▸ **Material supplied**
· · · · ·

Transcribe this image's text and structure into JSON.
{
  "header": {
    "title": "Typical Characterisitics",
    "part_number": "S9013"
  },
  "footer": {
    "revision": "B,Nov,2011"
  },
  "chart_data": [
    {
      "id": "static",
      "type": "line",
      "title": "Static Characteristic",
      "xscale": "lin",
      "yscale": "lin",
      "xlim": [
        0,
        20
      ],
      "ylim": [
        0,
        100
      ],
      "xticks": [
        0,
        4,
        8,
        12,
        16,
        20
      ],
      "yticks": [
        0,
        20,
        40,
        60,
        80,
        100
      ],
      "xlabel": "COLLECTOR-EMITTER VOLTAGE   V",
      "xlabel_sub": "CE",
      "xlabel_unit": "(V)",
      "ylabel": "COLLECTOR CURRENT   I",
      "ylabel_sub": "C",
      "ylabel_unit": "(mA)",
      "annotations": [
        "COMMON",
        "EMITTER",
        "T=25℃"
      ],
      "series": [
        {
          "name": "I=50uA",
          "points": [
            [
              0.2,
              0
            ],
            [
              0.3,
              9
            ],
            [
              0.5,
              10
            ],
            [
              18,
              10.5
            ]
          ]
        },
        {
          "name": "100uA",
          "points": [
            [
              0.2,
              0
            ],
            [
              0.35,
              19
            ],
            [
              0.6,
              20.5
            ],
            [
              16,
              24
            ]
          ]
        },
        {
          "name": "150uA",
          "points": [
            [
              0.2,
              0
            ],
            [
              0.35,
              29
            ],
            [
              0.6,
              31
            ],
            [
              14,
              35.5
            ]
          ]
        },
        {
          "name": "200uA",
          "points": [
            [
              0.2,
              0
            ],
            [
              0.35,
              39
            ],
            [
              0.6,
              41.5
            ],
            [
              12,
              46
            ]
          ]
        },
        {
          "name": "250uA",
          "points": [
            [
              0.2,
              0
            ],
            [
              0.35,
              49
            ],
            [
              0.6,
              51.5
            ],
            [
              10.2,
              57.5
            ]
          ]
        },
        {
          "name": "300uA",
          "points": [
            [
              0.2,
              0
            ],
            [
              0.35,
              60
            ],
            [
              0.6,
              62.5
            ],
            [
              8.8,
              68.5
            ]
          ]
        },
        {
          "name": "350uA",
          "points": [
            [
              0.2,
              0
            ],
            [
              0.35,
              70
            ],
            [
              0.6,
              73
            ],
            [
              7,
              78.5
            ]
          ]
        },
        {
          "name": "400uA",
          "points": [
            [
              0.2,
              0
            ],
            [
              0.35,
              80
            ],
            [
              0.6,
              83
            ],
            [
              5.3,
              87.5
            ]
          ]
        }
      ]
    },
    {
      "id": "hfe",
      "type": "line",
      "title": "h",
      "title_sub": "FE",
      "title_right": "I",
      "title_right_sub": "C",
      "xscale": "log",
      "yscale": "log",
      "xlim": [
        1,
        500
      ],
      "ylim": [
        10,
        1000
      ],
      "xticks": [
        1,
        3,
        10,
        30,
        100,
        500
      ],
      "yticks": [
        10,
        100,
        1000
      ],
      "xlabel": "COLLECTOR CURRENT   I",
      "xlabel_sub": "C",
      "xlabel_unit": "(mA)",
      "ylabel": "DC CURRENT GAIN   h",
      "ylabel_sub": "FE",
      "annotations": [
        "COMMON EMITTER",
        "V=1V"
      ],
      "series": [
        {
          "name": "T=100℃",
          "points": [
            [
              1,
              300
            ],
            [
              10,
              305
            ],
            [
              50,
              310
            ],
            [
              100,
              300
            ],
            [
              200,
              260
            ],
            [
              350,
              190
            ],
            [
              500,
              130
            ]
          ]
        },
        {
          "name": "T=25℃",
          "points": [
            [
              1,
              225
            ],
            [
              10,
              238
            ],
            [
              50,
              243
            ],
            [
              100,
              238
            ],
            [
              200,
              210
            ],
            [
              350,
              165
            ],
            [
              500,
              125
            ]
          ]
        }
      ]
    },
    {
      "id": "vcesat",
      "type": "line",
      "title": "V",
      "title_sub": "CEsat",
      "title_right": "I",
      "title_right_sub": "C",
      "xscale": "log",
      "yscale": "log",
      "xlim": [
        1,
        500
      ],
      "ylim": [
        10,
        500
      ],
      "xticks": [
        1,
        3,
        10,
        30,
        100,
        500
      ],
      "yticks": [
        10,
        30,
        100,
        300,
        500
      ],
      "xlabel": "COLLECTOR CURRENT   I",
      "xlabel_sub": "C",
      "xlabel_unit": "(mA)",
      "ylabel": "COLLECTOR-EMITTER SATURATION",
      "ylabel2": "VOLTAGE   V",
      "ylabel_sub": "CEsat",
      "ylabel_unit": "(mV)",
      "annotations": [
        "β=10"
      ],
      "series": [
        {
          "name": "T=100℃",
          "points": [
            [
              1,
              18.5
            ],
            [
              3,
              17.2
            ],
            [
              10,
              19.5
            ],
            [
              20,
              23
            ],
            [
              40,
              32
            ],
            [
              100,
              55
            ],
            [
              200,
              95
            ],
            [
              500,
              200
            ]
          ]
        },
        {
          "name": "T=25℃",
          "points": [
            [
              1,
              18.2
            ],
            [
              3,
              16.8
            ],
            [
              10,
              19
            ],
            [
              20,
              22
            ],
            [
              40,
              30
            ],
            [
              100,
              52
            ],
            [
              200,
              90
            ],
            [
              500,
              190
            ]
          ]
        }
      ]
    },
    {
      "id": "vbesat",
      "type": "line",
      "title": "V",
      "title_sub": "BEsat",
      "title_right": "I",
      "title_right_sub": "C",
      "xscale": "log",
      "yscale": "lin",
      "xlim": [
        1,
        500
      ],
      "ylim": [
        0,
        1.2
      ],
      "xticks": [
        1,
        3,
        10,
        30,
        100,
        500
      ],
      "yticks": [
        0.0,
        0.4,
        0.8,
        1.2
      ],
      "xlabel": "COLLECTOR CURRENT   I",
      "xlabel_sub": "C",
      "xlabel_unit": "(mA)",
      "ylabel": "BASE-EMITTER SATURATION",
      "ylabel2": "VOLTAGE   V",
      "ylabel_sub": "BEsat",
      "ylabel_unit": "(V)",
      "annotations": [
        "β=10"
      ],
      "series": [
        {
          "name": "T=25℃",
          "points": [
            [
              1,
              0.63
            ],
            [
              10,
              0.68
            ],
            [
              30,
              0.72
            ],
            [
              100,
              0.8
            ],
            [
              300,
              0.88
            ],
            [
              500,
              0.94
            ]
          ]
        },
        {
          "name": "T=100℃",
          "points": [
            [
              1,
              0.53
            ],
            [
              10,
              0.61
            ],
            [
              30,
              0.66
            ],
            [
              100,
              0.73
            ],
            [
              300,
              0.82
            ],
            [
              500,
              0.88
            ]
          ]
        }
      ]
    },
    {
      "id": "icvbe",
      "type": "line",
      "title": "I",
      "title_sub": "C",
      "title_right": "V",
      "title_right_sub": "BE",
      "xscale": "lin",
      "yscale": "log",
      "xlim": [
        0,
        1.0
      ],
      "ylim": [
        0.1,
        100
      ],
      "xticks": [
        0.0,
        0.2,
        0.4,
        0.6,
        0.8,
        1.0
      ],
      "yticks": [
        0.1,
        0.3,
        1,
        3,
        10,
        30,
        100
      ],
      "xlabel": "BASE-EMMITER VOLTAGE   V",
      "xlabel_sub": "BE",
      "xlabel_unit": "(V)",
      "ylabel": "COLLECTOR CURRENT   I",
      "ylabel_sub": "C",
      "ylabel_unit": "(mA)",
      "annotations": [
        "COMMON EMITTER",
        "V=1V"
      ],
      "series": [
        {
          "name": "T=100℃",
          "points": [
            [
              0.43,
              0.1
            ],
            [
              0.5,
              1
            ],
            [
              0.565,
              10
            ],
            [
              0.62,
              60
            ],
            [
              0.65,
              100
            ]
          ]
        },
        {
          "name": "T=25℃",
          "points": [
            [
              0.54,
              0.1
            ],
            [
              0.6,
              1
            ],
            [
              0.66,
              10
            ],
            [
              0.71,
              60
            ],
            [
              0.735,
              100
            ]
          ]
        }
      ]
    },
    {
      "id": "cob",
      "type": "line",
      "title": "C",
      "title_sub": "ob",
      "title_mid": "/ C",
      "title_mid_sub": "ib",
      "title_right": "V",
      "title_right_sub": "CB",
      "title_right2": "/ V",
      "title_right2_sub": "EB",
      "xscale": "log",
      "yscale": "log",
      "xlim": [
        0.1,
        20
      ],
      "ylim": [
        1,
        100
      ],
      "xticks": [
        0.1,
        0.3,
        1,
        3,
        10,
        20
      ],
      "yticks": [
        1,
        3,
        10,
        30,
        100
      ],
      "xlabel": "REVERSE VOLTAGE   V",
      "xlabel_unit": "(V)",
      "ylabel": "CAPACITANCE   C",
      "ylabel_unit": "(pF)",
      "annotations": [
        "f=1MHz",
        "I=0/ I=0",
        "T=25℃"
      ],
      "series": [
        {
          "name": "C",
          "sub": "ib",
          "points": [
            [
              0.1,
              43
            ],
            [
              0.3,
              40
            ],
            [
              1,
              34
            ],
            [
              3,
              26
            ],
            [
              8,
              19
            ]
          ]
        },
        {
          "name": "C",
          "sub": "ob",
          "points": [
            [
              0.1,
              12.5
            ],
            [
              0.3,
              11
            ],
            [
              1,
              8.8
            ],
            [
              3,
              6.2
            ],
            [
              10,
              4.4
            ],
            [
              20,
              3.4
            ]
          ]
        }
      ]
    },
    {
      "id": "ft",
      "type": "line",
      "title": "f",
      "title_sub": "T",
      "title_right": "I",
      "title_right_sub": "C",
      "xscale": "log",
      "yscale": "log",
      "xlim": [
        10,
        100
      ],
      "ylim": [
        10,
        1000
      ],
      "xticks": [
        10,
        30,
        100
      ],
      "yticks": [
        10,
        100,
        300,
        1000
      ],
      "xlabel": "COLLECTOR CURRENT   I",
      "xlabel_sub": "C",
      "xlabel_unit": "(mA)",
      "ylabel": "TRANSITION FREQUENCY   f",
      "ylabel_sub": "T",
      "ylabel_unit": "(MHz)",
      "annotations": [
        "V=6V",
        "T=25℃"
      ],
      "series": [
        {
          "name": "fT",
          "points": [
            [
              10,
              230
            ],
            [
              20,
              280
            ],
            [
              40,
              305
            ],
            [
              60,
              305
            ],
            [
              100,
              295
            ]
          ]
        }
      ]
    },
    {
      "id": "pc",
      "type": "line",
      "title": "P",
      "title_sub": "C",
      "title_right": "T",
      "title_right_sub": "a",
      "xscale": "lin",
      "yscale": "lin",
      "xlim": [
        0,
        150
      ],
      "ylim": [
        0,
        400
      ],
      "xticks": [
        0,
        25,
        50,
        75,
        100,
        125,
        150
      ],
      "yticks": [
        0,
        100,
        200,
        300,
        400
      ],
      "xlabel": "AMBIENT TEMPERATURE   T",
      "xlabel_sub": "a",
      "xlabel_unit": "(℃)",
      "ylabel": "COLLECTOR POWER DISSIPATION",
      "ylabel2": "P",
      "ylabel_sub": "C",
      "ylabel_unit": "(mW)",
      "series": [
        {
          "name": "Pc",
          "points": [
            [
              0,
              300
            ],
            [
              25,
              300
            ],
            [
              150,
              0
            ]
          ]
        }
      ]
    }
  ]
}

· · · · ·

▸ **Short problem**
Count how many lines include the string "SATURATION". Nothing but the number is needed.

▸ **Solution**
2